◆ **EXERCISE PROMPT**
Every line that contains the word "document" should be copied.

[Dataset entries]
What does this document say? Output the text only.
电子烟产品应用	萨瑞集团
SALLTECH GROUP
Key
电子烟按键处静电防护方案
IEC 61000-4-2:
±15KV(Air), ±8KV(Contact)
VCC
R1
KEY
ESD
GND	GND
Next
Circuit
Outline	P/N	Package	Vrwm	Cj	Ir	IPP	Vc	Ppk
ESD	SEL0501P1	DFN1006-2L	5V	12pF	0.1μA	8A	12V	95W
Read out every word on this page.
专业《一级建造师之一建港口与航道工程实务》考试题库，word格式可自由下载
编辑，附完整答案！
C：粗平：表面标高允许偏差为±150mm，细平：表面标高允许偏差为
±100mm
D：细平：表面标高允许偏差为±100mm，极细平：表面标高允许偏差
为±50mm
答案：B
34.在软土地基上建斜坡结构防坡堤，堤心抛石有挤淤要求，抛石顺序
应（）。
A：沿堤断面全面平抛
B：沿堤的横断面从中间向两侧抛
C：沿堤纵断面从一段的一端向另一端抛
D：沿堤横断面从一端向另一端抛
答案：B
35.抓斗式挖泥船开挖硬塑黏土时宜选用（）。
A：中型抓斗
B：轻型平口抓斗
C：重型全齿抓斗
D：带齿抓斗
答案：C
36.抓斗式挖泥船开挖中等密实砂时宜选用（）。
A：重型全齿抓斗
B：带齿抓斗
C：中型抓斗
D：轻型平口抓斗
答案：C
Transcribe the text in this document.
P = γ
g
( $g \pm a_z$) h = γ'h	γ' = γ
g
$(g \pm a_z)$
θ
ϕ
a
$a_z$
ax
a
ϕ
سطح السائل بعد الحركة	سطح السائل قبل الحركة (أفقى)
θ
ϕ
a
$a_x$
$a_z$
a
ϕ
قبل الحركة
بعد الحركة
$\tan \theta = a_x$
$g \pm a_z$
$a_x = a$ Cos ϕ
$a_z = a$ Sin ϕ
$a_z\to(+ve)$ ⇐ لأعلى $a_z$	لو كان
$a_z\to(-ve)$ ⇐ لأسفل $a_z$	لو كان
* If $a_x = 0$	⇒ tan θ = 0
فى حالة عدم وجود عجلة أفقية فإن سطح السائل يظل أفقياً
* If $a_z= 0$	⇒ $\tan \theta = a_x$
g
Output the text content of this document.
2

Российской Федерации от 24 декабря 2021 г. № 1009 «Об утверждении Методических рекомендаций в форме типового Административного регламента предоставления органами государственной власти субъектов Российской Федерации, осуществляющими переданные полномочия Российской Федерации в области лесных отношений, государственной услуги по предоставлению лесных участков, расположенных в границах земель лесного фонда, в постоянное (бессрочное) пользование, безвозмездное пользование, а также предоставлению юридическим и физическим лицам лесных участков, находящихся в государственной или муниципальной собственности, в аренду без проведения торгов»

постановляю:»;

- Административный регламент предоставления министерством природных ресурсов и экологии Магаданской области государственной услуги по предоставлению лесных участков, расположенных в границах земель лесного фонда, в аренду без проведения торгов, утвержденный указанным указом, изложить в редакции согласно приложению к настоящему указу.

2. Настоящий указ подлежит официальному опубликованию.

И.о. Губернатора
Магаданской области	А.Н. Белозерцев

◆ **EXERCISE OUTPUT**
What does this document say? Output the text only.
Transcribe the text in this document.
Output the text content of this document.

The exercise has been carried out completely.